**WHAT IS BEING ASKED:**
Search the material and gather each line with "when" in it.

**RECORDS PROVIDED:**

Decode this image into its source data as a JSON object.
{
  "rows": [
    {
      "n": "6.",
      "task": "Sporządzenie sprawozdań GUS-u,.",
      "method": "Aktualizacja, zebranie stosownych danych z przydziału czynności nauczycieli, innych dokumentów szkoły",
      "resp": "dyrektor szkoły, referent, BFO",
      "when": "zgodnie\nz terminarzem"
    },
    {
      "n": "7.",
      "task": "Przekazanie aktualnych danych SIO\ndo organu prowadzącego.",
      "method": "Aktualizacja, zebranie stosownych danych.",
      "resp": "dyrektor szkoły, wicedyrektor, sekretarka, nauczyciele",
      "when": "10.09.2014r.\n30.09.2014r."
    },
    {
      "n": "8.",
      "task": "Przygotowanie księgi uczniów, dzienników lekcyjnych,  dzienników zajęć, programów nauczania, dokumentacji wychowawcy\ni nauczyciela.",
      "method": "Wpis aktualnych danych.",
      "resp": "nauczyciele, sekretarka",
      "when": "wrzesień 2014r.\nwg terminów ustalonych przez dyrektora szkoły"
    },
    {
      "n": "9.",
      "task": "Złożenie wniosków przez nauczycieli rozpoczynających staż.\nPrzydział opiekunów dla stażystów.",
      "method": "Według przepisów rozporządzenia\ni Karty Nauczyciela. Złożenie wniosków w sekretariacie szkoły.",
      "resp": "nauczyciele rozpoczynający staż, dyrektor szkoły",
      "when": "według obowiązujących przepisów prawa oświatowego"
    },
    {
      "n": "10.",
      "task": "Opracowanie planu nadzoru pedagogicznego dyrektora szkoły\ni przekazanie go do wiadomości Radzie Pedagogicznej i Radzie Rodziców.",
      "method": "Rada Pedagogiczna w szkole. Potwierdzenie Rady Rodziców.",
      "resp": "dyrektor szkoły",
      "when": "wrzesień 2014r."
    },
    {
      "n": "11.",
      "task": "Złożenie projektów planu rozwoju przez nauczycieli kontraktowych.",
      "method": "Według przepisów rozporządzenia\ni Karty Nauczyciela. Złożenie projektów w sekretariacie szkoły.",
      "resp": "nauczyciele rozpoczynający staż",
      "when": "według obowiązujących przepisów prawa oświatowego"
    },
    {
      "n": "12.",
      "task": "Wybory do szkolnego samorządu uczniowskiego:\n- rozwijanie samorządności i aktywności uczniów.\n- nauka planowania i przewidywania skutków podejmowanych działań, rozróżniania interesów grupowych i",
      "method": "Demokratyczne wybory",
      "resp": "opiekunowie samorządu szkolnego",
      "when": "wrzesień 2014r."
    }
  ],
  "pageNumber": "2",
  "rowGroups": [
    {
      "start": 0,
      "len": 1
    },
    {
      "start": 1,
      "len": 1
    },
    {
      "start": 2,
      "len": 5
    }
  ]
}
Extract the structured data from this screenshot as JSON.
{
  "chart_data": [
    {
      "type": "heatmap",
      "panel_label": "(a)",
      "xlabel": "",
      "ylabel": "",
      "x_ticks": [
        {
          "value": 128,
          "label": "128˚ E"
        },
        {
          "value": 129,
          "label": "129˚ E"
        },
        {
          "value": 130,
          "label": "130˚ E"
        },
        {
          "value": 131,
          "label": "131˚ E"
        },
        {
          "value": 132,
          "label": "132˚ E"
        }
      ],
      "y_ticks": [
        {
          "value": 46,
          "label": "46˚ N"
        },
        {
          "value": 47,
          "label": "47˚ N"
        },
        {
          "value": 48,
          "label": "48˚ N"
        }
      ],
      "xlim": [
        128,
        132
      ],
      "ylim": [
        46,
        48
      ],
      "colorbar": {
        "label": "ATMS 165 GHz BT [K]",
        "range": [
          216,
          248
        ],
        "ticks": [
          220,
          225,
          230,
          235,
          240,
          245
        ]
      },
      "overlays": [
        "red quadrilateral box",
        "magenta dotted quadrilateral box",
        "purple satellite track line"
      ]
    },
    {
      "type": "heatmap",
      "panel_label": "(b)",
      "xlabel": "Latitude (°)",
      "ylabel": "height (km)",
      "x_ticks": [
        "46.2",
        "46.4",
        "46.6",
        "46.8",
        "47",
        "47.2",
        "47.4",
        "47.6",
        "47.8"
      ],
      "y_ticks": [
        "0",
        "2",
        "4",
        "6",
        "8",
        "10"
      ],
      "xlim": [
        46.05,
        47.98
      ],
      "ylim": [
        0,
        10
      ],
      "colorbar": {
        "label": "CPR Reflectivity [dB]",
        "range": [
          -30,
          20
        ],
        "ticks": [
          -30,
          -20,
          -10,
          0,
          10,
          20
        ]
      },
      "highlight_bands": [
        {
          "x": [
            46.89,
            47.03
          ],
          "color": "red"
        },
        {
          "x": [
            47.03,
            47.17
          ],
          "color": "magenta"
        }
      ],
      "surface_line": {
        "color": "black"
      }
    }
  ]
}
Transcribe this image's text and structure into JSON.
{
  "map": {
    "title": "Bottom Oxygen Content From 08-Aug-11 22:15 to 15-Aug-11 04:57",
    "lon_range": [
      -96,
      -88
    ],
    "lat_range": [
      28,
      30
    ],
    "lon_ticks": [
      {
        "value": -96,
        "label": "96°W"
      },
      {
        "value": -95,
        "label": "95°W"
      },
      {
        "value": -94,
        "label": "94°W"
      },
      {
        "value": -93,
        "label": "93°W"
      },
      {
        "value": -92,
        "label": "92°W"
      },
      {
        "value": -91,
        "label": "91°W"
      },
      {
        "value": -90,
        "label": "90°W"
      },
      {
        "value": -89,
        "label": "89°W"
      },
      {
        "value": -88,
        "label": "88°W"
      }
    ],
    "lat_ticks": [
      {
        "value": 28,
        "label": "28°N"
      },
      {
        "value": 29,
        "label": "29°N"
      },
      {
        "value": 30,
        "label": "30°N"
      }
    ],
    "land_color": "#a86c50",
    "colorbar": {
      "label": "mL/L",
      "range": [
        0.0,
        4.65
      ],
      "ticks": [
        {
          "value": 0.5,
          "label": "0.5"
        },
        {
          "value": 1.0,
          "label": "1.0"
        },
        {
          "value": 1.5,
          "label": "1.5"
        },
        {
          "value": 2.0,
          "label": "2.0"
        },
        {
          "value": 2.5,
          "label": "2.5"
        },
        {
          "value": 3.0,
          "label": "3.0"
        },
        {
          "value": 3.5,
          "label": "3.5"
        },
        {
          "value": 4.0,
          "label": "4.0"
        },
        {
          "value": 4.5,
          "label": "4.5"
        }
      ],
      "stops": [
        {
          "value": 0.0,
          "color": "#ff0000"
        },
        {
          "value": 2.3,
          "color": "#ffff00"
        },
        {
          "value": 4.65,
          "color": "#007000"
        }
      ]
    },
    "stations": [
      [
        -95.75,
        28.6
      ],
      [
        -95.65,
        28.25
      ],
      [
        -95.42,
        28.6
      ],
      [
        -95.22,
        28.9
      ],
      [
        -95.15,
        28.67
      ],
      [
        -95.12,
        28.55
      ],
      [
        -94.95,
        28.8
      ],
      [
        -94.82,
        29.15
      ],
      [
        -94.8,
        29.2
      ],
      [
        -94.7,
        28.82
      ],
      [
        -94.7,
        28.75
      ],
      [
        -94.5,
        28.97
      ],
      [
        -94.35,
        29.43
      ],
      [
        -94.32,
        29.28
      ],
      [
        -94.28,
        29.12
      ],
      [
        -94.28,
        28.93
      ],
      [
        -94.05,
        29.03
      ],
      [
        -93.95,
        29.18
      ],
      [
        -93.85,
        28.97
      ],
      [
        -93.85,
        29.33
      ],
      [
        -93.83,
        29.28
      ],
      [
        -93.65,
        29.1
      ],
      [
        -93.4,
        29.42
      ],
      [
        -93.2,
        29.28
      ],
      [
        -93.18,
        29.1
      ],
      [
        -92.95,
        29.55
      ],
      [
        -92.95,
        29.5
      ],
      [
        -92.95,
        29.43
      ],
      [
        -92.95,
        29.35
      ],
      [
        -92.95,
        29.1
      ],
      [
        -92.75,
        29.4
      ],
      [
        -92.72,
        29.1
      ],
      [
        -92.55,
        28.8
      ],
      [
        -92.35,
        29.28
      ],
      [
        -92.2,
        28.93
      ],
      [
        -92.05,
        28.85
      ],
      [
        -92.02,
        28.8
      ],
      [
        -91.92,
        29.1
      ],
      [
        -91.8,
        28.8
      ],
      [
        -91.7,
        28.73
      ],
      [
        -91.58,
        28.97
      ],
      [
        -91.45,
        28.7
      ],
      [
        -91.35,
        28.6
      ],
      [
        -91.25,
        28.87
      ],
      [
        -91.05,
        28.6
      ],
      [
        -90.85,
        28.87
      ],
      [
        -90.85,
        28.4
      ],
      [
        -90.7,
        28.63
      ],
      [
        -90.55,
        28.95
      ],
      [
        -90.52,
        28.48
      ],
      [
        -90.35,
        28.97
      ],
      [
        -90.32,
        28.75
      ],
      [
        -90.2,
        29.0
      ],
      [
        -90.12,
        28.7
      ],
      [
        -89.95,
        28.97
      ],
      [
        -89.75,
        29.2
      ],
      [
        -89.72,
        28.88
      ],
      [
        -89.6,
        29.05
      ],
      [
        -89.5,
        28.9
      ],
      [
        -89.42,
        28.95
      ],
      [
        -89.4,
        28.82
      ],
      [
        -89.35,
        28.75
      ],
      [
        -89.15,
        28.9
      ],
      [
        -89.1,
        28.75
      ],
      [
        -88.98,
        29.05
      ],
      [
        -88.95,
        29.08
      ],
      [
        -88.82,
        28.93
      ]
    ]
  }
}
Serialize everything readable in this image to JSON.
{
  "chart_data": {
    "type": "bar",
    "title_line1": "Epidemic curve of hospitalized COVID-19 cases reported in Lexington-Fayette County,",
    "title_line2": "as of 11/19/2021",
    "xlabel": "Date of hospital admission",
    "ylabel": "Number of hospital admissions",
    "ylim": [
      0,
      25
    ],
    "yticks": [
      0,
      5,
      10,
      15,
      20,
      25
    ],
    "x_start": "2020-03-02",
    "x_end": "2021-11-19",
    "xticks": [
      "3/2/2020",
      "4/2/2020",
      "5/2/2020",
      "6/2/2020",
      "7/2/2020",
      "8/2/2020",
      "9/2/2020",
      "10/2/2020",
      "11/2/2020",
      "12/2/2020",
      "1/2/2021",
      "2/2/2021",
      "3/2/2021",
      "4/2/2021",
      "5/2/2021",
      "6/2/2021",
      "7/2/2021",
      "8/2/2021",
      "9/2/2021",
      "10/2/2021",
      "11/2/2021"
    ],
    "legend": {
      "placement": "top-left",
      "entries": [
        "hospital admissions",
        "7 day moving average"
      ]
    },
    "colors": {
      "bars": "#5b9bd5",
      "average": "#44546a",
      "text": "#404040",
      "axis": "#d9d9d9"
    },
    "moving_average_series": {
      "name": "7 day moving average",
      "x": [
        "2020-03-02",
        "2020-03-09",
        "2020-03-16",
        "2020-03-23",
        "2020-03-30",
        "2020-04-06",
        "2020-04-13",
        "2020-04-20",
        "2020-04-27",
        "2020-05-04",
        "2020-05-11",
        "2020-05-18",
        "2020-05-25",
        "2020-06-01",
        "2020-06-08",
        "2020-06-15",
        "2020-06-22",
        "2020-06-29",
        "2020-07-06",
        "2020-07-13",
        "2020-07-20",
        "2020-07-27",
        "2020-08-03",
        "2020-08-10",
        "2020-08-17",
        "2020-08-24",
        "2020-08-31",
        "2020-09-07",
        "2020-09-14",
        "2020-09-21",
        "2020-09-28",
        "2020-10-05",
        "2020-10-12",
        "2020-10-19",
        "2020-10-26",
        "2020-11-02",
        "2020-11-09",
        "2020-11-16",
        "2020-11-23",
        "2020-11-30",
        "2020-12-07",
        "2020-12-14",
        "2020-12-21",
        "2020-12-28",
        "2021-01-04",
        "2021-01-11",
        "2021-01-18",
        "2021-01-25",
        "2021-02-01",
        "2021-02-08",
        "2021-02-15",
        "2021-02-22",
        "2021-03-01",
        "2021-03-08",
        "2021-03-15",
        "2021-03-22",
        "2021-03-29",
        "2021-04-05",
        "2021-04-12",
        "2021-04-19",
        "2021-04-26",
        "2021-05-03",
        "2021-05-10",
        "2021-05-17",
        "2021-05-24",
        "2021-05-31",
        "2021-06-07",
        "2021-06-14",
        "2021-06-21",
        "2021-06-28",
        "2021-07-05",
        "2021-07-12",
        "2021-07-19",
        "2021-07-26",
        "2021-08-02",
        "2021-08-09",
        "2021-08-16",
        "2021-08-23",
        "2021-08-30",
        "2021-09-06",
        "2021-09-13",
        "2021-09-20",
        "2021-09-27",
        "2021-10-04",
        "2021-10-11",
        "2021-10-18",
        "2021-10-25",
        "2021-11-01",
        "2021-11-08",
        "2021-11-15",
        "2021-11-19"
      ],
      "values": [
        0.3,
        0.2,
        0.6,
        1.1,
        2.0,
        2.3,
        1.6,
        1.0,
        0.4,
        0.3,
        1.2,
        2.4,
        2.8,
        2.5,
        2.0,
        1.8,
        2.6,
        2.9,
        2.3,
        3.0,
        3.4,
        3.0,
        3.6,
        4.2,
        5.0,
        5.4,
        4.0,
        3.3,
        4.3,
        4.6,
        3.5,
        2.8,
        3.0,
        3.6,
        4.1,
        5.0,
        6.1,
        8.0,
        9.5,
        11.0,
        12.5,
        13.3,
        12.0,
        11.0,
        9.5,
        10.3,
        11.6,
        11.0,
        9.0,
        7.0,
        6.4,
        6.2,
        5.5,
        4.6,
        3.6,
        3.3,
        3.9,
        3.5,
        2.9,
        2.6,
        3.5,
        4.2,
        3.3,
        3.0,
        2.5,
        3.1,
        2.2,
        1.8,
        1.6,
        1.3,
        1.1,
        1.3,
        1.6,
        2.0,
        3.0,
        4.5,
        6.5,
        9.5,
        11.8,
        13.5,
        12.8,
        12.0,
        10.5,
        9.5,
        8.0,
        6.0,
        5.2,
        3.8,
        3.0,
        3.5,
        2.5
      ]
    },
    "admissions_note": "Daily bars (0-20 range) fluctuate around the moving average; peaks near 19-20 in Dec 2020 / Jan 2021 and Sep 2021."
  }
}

**FINAL RESULT:**
      "when": "zgodnie\nz terminarzem"
      "when": "10.09.2014r.\n30.09.2014r."
      "when": "wrzesień 2014r.\nwg terminów ustalonych przez dyrektora szkoły"
      "when": "według obowiązujących przepisów prawa oświatowego"
      "when": "wrzesień 2014r."
      "when": "według obowiązujących przepisów prawa oświatowego"
      "when": "wrzesień 2014r."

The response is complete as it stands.